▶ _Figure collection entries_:
•••

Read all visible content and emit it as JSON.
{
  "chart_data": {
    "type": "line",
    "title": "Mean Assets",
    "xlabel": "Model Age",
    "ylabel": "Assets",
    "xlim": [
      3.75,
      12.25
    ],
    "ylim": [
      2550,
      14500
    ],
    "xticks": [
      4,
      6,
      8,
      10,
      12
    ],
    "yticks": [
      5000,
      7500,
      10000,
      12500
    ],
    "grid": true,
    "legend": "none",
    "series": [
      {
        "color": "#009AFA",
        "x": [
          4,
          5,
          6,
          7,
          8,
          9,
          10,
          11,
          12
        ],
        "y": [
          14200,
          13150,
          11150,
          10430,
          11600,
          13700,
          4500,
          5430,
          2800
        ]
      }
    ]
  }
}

•••

▶ _Instructions to follow_:
Repeat the material above in full, keeping every word.

▶ _Completed task_:
Read all visible content and emit it as JSON.
{
  "chart_data": {
    "type": "line",
    "title": "Mean Assets",
    "xlabel": "Model Age",
    "ylabel": "Assets",
    "xlim": [
      3.75,
      12.25
    ],
    "ylim": [
      2550,
      14500
    ],
    "xticks": [
      4,
      6,
      8,
      10,
      12
    ],
    "yticks": [
      5000,
      7500,
      10000,
      12500
    ],
    "grid": true,
    "legend": "none",
    "series": [
      {
        "color": "#009AFA",
        "x": [
          4,
          5,
          6,
          7,
          8,
          9,
          10,
          11,
          12
        ],
        "y": [
          14200,
          13150,
          11150,
          10430,
          11600,
          13700,
          4500,
          5430,
          2800
        ]
      }
    ]
  }
}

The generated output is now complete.